=== DATA SUPPLIED ===
——

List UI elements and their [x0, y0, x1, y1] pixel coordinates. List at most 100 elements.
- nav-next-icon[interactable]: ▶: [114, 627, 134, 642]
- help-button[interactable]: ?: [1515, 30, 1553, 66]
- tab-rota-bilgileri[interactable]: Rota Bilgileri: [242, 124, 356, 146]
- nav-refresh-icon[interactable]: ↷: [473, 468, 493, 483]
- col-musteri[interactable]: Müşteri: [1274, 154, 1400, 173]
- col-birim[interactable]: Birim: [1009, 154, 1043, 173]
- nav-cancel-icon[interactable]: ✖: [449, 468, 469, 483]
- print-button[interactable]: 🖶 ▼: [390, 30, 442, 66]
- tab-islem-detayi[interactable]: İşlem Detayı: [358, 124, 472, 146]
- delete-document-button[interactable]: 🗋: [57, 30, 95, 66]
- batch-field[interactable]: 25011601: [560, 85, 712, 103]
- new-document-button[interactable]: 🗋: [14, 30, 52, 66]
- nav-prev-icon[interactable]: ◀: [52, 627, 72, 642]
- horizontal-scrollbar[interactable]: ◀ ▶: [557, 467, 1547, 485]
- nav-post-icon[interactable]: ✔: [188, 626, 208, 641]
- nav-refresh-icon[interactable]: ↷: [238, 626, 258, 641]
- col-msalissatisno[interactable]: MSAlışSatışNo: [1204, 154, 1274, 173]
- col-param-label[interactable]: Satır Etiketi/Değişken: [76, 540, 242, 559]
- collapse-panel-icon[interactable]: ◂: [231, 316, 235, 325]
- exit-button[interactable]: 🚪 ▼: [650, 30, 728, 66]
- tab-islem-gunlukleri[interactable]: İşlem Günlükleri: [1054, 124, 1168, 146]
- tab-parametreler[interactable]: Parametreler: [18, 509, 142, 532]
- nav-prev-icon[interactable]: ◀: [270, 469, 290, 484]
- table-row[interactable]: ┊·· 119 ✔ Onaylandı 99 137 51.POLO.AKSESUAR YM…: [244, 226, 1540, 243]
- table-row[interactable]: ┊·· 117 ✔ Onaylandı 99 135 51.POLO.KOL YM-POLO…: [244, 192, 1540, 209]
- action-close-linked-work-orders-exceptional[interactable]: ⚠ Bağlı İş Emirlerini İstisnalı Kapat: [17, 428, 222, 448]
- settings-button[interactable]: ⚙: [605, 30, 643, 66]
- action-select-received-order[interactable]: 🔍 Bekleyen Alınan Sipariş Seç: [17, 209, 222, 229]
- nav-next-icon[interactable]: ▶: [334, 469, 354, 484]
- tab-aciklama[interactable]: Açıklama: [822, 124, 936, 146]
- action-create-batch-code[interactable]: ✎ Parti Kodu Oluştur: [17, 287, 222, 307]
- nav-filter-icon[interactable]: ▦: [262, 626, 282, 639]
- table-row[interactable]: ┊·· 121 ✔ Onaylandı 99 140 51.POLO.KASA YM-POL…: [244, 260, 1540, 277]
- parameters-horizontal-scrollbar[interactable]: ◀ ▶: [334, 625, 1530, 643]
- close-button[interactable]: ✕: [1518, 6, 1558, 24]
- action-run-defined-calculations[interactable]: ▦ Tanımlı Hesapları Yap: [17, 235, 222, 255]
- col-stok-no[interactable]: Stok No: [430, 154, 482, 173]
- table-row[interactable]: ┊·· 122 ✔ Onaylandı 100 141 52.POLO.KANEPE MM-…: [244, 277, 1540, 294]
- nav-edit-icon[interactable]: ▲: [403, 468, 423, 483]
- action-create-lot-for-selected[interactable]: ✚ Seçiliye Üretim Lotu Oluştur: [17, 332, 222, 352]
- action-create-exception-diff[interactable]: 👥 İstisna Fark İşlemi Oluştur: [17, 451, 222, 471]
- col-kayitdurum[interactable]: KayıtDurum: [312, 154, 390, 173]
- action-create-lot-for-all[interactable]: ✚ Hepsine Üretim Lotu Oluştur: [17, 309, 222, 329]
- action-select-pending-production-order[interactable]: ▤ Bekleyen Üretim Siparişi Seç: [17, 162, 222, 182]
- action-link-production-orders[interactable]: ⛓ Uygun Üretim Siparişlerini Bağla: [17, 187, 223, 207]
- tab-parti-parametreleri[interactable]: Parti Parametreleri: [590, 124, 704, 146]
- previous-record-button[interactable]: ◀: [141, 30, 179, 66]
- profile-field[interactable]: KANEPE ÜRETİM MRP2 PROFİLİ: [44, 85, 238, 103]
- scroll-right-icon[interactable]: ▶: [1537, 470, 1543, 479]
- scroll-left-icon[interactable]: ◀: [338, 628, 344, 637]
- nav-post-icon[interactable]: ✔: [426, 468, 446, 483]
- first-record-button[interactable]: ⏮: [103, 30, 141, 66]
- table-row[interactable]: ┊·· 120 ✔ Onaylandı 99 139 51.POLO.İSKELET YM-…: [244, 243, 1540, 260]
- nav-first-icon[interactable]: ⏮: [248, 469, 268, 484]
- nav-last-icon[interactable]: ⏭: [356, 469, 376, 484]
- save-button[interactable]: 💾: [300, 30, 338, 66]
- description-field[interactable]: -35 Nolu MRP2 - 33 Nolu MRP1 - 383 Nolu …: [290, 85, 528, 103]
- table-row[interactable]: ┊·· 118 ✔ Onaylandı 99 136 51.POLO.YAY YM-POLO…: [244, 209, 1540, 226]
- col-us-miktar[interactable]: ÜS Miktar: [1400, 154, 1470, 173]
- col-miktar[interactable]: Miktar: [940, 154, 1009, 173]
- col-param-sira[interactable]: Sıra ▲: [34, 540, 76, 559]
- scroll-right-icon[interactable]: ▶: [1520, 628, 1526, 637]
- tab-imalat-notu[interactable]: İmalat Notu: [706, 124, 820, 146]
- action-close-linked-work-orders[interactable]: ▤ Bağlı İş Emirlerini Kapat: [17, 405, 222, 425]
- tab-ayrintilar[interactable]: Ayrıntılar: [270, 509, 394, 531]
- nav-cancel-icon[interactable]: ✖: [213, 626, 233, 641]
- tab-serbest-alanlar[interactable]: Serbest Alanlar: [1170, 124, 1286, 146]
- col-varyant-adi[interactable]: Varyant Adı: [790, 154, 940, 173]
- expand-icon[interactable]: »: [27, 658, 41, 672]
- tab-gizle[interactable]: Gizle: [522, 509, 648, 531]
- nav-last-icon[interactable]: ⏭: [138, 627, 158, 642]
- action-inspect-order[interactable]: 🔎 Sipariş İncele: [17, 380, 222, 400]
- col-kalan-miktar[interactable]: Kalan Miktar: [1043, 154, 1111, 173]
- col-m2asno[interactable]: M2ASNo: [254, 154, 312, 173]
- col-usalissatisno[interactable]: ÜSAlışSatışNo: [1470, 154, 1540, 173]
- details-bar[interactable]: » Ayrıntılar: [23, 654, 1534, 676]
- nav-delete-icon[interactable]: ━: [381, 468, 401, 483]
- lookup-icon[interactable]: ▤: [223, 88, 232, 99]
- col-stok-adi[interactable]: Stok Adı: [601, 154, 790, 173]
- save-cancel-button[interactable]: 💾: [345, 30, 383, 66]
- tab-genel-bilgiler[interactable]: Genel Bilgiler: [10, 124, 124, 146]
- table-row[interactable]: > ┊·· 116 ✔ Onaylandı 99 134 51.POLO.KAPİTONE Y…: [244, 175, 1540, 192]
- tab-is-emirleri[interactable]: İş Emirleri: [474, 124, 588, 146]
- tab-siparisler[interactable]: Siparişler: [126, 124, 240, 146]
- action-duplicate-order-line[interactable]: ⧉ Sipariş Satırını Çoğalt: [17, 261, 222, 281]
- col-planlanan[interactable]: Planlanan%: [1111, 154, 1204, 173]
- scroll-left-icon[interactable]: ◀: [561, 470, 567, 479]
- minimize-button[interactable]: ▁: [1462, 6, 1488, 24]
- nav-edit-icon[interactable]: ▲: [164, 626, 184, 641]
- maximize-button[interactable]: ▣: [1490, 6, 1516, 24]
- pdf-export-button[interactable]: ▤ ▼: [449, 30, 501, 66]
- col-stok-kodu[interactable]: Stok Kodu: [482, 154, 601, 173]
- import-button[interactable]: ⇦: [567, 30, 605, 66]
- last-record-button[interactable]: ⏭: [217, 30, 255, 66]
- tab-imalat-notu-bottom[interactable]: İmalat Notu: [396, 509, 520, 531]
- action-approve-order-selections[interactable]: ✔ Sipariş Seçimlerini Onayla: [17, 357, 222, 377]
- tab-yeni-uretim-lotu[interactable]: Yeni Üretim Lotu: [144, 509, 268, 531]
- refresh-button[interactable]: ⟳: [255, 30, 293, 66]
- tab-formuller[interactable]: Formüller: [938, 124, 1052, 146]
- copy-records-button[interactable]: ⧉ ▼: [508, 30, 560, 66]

——

=== YOUR TASK ===
Repeat word for word the lines above, starting at the first line and ending at the line that contains "- col-musteri[interactable]: Müşteri: [1274, 154, 1400, 173]", with both of those lines included.

=== WRITTEN RESPONSE ===
List UI elements and their [x0, y0, x1, y1] pixel coordinates. List at most 100 elements.
- nav-next-icon[interactable]: ▶: [114, 627, 134, 642]
- help-button[interactable]: ?: [1515, 30, 1553, 66]
- tab-rota-bilgileri[interactable]: Rota Bilgileri: [242, 124, 356, 146]
- nav-refresh-icon[interactable]: ↷: [473, 468, 493, 483]
- col-musteri[interactable]: Müşteri: [1274, 154, 1400, 173]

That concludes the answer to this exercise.